▶ [WHAT IS ASKED] Work out the number of lines with "BERCE" in them. Reply with that number and no other words.

[Figure collection entries]
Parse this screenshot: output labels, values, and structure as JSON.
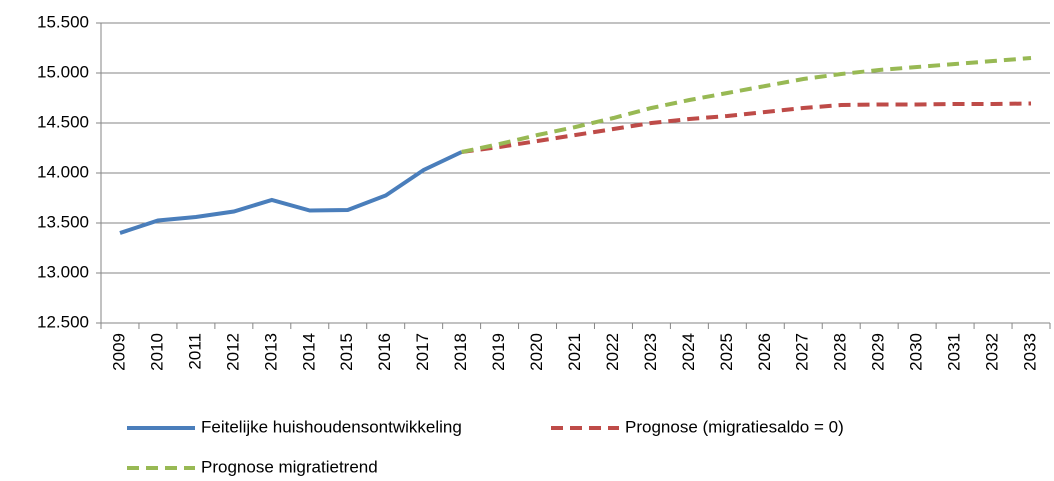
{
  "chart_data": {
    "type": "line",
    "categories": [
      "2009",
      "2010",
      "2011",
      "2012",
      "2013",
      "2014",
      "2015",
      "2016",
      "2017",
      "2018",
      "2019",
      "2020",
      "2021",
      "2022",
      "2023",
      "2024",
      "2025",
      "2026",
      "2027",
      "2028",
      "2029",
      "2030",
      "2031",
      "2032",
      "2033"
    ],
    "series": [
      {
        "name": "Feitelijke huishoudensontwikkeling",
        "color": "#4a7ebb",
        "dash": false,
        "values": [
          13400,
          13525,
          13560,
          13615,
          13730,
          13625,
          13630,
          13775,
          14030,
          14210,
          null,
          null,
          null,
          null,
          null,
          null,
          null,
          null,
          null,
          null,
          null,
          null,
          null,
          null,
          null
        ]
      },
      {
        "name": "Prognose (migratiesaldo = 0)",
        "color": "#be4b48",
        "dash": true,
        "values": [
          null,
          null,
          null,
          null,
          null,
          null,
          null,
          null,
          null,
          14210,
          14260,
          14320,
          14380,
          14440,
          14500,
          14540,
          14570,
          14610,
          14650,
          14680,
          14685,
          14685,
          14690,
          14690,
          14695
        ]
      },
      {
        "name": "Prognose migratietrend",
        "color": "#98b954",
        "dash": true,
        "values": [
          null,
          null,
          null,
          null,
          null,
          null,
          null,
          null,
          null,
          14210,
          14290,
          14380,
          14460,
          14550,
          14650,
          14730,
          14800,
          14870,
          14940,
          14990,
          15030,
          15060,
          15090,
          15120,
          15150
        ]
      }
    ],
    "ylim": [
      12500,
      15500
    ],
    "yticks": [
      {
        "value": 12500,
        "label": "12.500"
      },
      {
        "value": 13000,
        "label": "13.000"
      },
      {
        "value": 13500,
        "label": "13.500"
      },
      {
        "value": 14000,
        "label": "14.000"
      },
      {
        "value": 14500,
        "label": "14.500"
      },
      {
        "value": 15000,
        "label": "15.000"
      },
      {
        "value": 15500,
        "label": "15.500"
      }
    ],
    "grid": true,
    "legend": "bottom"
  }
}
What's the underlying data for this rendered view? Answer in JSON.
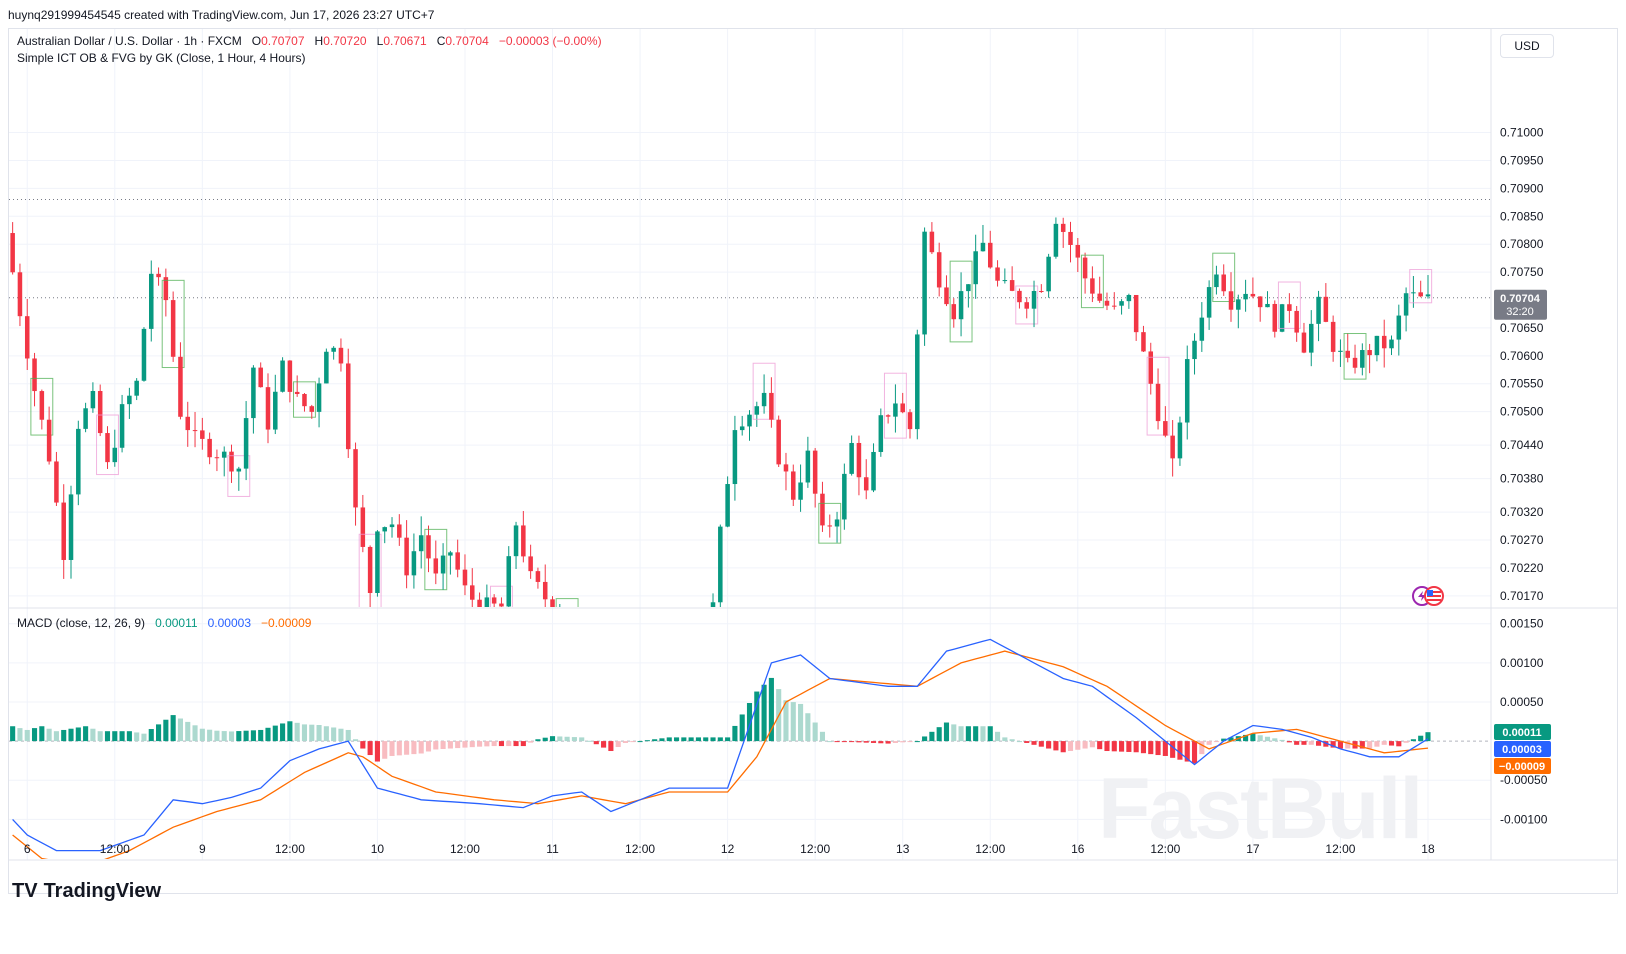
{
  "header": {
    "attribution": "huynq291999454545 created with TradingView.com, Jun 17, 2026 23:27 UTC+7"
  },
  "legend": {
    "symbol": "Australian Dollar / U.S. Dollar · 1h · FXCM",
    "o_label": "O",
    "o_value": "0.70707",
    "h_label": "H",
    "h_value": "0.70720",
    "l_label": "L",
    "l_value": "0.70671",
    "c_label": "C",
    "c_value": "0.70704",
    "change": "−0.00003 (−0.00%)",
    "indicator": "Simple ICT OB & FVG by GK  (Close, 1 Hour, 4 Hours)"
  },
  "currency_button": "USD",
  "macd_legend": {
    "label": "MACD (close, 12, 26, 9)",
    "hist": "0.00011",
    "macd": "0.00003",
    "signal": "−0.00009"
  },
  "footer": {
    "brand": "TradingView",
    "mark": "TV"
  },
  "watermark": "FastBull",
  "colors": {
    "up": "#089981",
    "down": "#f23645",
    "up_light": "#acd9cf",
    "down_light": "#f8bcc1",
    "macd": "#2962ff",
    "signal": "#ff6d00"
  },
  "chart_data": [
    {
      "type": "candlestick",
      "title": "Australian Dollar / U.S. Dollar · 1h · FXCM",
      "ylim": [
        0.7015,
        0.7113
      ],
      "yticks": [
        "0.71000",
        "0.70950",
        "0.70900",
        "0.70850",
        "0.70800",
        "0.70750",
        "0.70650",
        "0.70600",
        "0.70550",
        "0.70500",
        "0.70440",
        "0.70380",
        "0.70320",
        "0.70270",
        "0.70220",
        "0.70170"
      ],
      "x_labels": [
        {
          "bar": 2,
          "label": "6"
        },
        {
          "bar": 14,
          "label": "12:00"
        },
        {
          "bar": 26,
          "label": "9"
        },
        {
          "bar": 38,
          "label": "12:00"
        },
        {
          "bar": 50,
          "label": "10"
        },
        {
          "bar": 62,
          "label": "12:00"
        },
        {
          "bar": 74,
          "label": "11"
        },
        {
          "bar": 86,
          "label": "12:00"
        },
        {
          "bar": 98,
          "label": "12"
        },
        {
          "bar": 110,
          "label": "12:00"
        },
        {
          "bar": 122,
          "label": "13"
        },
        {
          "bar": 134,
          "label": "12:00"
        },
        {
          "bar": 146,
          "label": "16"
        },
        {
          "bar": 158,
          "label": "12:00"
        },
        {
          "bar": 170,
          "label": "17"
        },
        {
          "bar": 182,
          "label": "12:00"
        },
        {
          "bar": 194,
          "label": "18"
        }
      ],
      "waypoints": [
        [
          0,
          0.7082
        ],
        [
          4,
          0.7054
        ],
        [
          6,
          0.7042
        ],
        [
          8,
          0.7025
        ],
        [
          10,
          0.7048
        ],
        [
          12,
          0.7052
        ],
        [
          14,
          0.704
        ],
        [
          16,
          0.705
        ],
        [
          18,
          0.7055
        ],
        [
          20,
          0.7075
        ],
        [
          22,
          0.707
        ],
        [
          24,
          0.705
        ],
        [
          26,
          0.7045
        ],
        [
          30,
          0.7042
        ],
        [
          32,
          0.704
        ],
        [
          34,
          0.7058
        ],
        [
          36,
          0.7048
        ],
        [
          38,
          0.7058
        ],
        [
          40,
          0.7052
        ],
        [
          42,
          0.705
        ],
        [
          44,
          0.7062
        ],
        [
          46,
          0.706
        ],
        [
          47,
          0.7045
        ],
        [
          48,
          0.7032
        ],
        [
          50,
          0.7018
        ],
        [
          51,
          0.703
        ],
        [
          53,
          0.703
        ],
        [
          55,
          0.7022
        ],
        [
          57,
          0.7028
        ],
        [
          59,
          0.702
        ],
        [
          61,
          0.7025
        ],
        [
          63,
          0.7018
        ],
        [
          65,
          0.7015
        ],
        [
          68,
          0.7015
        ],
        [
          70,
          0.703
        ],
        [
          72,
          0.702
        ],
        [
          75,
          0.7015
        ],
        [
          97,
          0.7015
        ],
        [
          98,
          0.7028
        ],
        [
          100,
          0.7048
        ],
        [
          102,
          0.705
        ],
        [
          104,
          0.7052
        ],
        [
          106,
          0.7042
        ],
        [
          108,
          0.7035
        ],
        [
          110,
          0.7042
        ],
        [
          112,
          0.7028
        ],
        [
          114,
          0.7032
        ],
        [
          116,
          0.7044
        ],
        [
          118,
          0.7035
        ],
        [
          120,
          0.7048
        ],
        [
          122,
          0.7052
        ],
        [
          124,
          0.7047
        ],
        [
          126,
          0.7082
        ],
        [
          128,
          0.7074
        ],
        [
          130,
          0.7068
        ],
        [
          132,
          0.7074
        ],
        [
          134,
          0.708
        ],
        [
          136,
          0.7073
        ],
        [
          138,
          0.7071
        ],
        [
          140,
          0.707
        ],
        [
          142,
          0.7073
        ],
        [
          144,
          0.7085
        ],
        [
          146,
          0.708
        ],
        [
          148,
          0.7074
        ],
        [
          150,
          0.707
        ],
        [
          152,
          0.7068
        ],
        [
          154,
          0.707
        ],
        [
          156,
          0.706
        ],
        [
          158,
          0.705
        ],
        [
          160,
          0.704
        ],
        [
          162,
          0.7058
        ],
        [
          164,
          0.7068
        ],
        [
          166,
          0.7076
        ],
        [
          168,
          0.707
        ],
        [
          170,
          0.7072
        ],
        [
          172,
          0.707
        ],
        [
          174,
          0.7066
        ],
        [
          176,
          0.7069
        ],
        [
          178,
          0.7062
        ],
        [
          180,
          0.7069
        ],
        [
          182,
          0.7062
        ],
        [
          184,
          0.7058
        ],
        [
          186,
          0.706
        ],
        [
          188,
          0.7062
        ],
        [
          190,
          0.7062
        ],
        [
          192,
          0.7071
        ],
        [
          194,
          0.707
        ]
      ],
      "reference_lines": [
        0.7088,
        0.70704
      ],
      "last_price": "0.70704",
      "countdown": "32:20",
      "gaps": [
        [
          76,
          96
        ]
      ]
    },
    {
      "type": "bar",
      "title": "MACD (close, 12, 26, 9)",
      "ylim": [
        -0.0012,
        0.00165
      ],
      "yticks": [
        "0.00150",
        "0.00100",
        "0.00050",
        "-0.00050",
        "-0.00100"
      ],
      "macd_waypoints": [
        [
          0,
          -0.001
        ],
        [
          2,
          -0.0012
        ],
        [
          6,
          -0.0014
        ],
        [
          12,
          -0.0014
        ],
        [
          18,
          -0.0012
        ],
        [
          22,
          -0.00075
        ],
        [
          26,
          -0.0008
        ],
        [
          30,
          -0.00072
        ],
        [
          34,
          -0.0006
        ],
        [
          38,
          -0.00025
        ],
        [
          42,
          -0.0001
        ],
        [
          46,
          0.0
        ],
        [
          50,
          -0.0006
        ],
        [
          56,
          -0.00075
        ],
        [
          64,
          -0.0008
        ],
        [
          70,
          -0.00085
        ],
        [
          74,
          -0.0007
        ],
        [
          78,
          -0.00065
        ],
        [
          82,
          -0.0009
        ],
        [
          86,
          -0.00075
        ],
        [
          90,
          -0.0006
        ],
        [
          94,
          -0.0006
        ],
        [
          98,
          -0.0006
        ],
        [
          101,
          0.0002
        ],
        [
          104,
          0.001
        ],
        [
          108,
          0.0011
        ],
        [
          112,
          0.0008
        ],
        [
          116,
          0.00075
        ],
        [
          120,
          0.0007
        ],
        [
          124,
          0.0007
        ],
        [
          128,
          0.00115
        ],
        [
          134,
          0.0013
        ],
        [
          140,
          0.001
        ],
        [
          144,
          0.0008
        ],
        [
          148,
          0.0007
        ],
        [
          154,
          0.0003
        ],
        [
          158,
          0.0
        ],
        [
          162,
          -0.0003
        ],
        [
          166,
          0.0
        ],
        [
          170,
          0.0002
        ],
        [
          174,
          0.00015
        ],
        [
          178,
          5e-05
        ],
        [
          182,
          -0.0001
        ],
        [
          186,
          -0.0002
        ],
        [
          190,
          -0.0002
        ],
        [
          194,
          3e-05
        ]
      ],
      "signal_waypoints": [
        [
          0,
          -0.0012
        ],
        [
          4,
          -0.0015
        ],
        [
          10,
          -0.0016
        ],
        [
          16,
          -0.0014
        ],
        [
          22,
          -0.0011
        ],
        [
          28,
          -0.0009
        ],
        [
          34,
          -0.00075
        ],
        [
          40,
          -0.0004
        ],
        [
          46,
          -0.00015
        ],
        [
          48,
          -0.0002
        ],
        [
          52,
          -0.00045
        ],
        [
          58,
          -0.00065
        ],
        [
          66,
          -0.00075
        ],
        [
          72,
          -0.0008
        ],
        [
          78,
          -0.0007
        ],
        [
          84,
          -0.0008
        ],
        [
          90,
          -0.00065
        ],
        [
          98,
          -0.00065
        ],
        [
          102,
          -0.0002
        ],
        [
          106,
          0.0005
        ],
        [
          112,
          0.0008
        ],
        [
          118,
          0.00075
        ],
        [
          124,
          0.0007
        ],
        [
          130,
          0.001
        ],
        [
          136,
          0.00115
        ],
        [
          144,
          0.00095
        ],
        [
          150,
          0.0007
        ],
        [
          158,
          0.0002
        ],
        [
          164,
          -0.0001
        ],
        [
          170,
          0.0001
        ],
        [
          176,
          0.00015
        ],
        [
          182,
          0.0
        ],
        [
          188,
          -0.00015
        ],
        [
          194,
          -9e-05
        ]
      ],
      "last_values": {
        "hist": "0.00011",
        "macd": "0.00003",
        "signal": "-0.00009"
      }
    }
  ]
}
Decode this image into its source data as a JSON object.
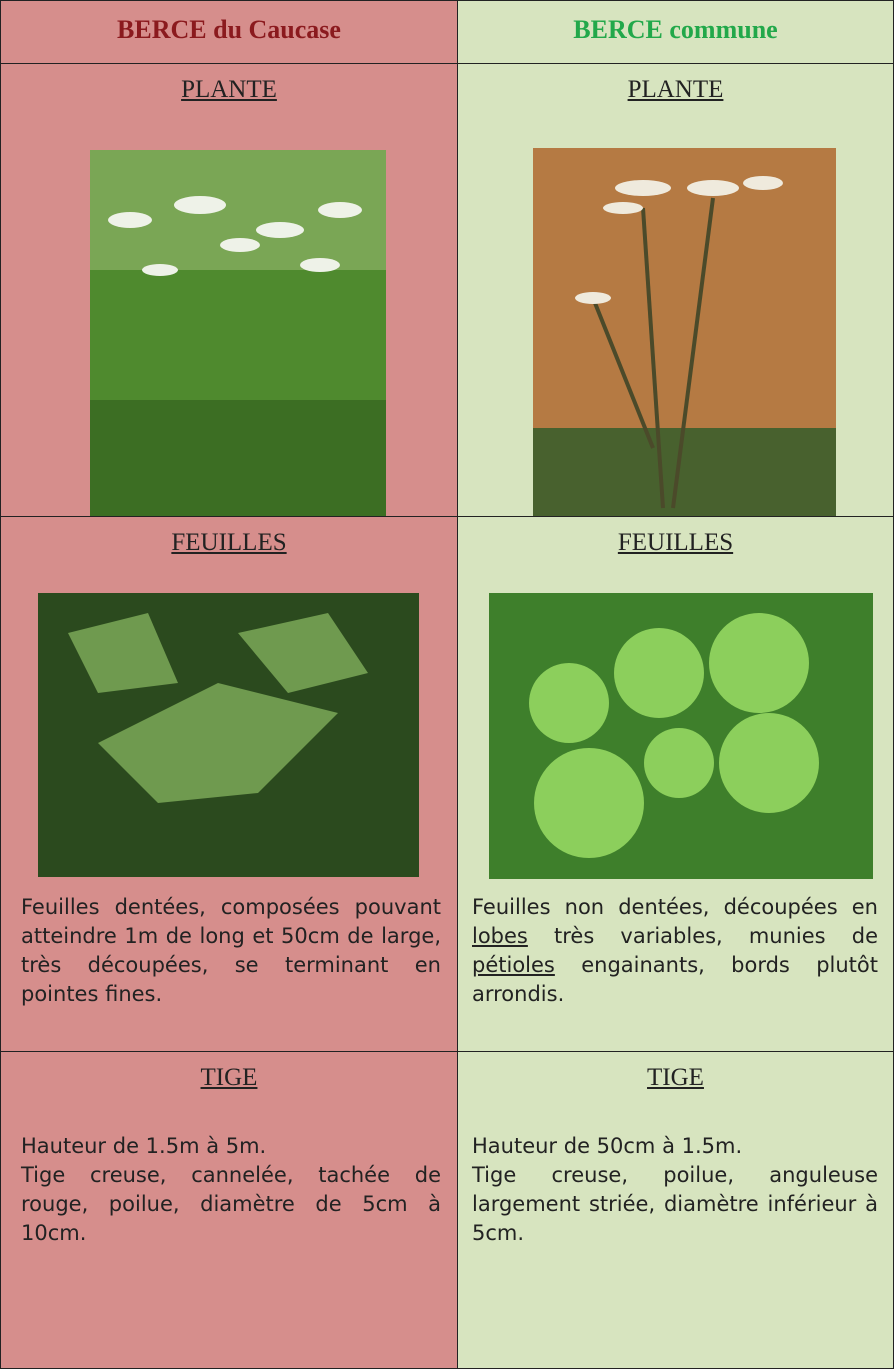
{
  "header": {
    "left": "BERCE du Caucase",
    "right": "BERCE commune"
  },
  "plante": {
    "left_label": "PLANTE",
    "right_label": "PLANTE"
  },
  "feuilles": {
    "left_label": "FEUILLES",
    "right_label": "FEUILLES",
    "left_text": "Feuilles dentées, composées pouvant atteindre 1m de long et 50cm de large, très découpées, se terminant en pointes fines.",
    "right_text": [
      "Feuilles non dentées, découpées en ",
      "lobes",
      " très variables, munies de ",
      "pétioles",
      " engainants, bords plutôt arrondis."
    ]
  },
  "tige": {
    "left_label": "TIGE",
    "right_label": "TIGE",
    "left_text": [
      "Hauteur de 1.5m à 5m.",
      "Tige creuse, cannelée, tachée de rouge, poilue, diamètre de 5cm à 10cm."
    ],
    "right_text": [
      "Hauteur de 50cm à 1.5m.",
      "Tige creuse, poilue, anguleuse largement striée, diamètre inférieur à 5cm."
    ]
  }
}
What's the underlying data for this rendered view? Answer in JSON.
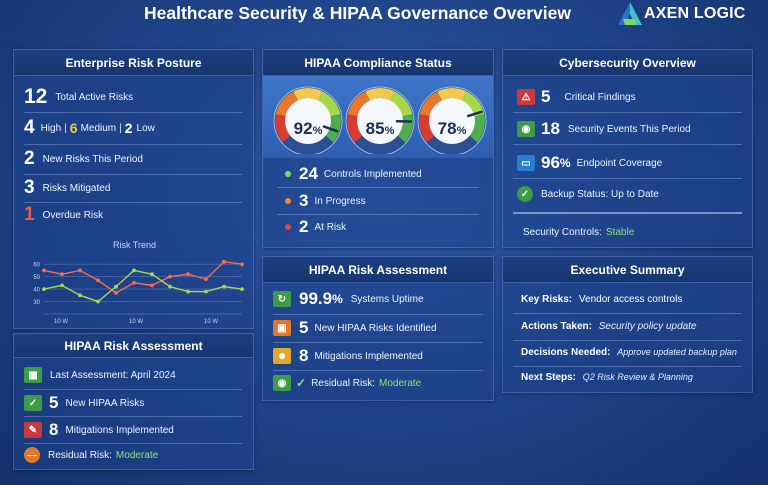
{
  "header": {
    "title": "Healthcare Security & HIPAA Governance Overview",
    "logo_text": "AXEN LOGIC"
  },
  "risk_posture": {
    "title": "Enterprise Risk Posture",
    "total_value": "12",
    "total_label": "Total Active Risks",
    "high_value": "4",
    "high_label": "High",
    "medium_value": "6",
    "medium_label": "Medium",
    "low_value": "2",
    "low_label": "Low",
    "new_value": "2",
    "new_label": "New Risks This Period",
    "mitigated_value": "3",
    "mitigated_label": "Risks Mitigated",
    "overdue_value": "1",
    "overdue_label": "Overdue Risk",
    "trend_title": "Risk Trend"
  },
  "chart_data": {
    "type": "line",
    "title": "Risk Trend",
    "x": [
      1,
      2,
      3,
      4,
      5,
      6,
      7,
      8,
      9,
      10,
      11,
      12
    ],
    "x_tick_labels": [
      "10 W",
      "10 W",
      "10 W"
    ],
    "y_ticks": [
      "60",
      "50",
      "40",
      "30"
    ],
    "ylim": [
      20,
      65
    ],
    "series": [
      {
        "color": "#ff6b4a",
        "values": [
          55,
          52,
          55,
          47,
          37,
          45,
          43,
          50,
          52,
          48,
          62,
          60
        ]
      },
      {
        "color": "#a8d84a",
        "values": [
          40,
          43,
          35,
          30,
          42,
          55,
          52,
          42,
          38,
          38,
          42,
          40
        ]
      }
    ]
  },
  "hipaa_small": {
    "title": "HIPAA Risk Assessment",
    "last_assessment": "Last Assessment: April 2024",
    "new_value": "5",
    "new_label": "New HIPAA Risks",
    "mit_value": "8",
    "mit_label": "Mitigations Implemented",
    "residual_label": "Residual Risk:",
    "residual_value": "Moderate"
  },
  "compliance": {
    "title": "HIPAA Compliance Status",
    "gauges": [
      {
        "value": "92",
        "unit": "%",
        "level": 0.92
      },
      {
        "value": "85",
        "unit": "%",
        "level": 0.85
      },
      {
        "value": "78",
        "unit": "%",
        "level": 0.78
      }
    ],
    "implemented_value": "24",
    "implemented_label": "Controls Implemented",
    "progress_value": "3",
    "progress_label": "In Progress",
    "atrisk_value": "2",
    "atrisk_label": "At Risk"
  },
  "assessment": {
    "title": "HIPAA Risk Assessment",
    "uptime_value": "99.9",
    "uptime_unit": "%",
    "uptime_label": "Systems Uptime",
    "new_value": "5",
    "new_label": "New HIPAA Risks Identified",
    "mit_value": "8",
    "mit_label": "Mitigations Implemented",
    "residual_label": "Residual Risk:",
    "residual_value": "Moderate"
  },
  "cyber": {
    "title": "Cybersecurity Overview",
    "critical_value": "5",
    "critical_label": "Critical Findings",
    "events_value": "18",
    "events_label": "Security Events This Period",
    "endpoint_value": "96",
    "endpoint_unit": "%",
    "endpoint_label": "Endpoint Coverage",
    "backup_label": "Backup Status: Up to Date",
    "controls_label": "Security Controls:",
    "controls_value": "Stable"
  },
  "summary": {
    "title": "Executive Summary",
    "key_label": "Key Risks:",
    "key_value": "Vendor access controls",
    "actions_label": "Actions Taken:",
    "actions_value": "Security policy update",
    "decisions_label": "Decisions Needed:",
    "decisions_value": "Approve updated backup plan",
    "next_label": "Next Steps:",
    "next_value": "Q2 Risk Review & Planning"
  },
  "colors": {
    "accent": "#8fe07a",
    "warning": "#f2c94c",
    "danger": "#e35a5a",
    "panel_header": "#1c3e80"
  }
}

▶ [FINISHED EXERCISE] 2